→ Directions for this task: Can you turn every line of the data below into a numbered list, skipping blank lines and leaving out the pictures?

→ Provided data:
* Start *

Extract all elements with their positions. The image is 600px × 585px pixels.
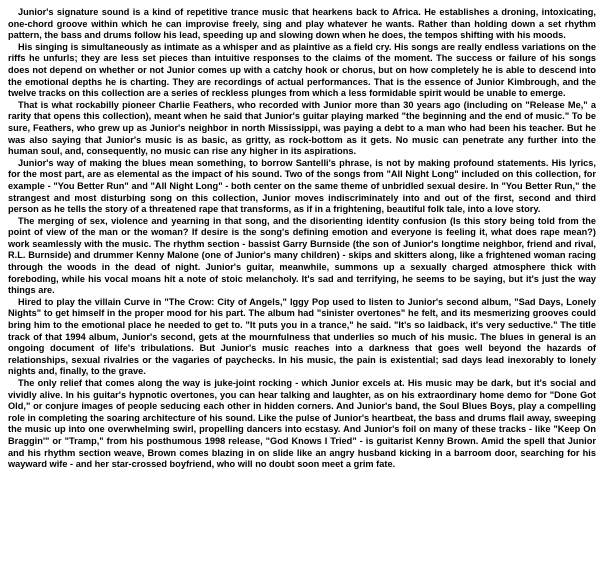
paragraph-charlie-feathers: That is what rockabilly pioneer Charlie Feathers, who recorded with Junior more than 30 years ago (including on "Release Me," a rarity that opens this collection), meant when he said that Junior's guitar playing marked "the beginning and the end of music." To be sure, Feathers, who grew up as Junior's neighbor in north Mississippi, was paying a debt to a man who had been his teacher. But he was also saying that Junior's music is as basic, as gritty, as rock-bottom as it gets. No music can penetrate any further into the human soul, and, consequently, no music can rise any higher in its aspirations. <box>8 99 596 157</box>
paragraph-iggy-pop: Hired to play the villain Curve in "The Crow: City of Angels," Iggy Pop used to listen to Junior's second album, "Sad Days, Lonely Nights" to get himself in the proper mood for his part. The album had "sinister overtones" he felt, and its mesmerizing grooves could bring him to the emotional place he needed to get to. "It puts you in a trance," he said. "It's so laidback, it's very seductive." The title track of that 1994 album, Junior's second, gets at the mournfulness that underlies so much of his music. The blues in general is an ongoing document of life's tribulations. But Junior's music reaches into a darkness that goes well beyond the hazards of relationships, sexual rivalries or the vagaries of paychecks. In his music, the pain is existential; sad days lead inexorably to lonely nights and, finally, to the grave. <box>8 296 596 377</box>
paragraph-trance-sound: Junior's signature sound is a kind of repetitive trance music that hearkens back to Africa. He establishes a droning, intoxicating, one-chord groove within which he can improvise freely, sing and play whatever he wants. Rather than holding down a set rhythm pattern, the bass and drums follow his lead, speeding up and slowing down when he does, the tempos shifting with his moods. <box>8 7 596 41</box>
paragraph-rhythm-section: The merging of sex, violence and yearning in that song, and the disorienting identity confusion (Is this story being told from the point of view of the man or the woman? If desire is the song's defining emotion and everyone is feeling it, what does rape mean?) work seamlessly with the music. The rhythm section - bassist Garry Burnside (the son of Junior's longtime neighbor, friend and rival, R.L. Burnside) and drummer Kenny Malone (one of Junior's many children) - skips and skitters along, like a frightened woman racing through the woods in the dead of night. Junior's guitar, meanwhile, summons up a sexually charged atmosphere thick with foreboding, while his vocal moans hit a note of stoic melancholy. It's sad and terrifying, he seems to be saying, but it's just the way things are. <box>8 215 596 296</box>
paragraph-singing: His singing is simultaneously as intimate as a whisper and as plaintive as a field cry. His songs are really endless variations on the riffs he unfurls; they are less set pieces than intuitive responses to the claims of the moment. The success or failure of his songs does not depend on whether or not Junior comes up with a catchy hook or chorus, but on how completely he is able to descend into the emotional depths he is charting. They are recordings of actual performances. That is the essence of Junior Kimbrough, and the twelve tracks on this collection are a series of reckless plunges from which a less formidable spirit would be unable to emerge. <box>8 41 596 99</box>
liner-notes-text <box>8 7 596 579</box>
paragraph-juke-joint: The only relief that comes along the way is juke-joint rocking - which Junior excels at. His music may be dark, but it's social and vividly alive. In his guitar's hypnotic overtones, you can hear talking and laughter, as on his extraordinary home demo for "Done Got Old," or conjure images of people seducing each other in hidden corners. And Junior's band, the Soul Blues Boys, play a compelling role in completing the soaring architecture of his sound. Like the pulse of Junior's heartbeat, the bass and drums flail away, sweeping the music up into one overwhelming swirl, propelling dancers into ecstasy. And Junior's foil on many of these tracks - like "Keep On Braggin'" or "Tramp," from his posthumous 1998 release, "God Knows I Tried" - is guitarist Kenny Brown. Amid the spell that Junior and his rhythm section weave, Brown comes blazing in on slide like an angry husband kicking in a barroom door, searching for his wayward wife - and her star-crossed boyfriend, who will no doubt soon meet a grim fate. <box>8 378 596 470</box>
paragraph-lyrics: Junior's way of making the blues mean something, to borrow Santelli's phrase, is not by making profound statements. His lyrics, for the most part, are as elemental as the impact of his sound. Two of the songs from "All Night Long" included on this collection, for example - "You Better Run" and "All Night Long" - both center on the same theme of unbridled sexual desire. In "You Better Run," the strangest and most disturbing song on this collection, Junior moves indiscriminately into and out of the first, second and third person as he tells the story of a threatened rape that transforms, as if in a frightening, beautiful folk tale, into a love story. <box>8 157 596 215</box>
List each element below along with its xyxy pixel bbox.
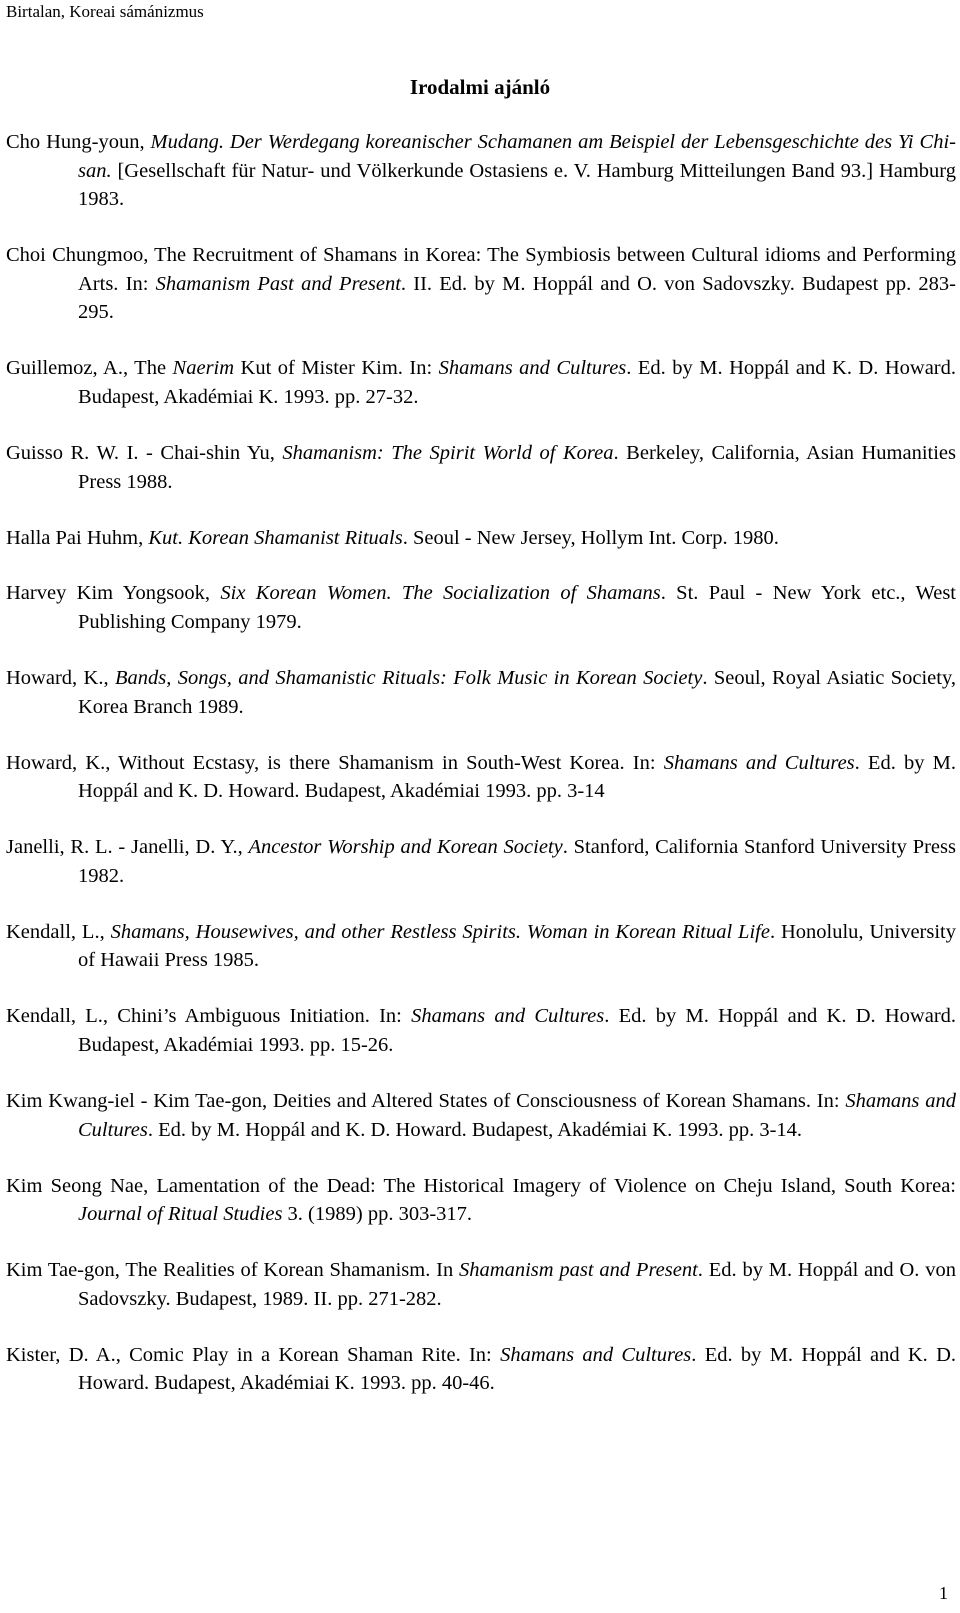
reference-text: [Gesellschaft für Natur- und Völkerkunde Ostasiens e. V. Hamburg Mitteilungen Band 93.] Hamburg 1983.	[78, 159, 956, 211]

* End *

→ Final answer:
1. Extract all elements with their positions. The image is 600px × 585px pixels.
2. paragraph-charlie-feathers: That is what rockabilly pioneer Charlie Feathers, who recorded with Junior more than 30 years ago (including on "Release Me," a rarity that opens this collection), meant when he said that Junior's guitar playing marked "the beginning and the end of music." To be sure, Feathers, who grew up as Junior's neighbor in north Mississippi, was paying a debt to a man who had been his teacher. But he was also saying that Junior's music is as basic, as gritty, as rock-bottom as it gets. No music can penetrate any further into the human soul, and, consequently, no music can rise any higher in its aspirations. <box>8 99 596 157</box>
3. paragraph-iggy-pop: Hired to play the villain Curve in "The Crow: City of Angels," Iggy Pop used to listen to Junior's second album, "Sad Days, Lonely Nights" to get himself in the proper mood for his part. The album had "sinister overtones" he felt, and its mesmerizing grooves could bring him to the emotional place he needed to get to. "It puts you in a trance," he said. "It's so laidback, it's very seductive." The title track of that 1994 album, Junior's second, gets at the mournfulness that underlies so much of his music. The blues in general is an ongoing document of life's tribulations. But Junior's music reaches into a darkness that goes well beyond the hazards of relationships, sexual rivalries or the vagaries of paychecks. In his music, the pain is existential; sad days lead inexorably to lonely nights and, finally, to the grave. <box>8 296 596 377</box>
4. paragraph-trance-sound: Junior's signature sound is a kind of repetitive trance music that hearkens back to Africa. He establishes a droning, intoxicating, one-chord groove within which he can improvise freely, sing and play whatever he wants. Rather than holding down a set rhythm pattern, the bass and drums follow his lead, speeding up and slowing down when he does, the tempos shifting with his moods. <box>8 7 596 41</box>
5. paragraph-rhythm-section: The merging of sex, violence and yearning in that song, and the disorienting identity confusion (Is this story being told from the point of view of the man or the woman? If desire is the song's defining emotion and everyone is feeling it, what does rape mean?) work seamlessly with the music. The rhythm section - bassist Garry Burnside (the son of Junior's longtime neighbor, friend and rival, R.L. Burnside) and drummer Kenny Malone (one of Junior's many children) - skips and skitters along, like a frightened woman racing through the woods in the dead of night. Junior's guitar, meanwhile, summons up a sexually charged atmosphere thick with foreboding, while his vocal moans hit a note of stoic melancholy. It's sad and terrifying, he seems to be saying, but it's just the way things are. <box>8 215 596 296</box>
6. paragraph-singing: His singing is simultaneously as intimate as a whisper and as plaintive as a field cry. His songs are really endless variations on the riffs he unfurls; they are less set pieces than intuitive responses to the claims of the moment. The success or failure of his songs does not depend on whether or not Junior comes up with a catchy hook or chorus, but on how completely he is able to descend into the emotional depths he is charting. They are recordings of actual performances. That is the essence of Junior Kimbrough, and the twelve tracks on this collection are a series of reckless plunges from which a less formidable spirit would be unable to emerge. <box>8 41 596 99</box>
7. liner-notes-text <box>8 7 596 579</box>
8. paragraph-juke-joint: The only relief that comes along the way is juke-joint rocking - which Junior excels at. His music may be dark, but it's social and vividly alive. In his guitar's hypnotic overtones, you can hear talking and laughter, as on his extraordinary home demo for "Done Got Old," or conjure images of people seducing each other in hidden corners. And Junior's band, the Soul Blues Boys, play a compelling role in completing the soaring architecture of his sound. Like the pulse of Junior's heartbeat, the bass and drums flail away, sweeping the music up into one overwhelming swirl, propelling dancers into ecstasy. And Junior's foil on many of these tracks - like "Keep On Braggin'" or "Tramp," from his posthumous 1998 release, "God Knows I Tried" - is guitarist Kenny Brown. Amid the spell that Junior and his rhythm section weave, Brown comes blazing in on slide like an angry husband kicking in a barroom door, searching for his wayward wife - and her star-crossed boyfriend, who will no doubt soon meet a grim fate. <box>8 378 596 470</box>
9. paragraph-lyrics: Junior's way of making the blues mean something, to borrow Santelli's phrase, is not by making profound statements. His lyrics, for the most part, are as elemental as the impact of his sound. Two of the songs from "All Night Long" included on this collection, for example - "You Better Run" and "All Night Long" - both center on the same theme of unbridled sexual desire. In "You Better Run," the strangest and most disturbing song on this collection, Junior moves indiscriminately into and out of the first, second and third person as he tells the story of a threatened rape that transforms, as if in a frightening, beautiful folk tale, into a love story. <box>8 157 596 215</box>
10. List each element below along with its xyxy pixel bbox.
11. reference-text: [Gesellschaft für Natur- und Völkerkunde Ostasiens e. V. Hamburg Mitteilungen Band 93.] Hamburg 1983.	[78, 159, 956, 211]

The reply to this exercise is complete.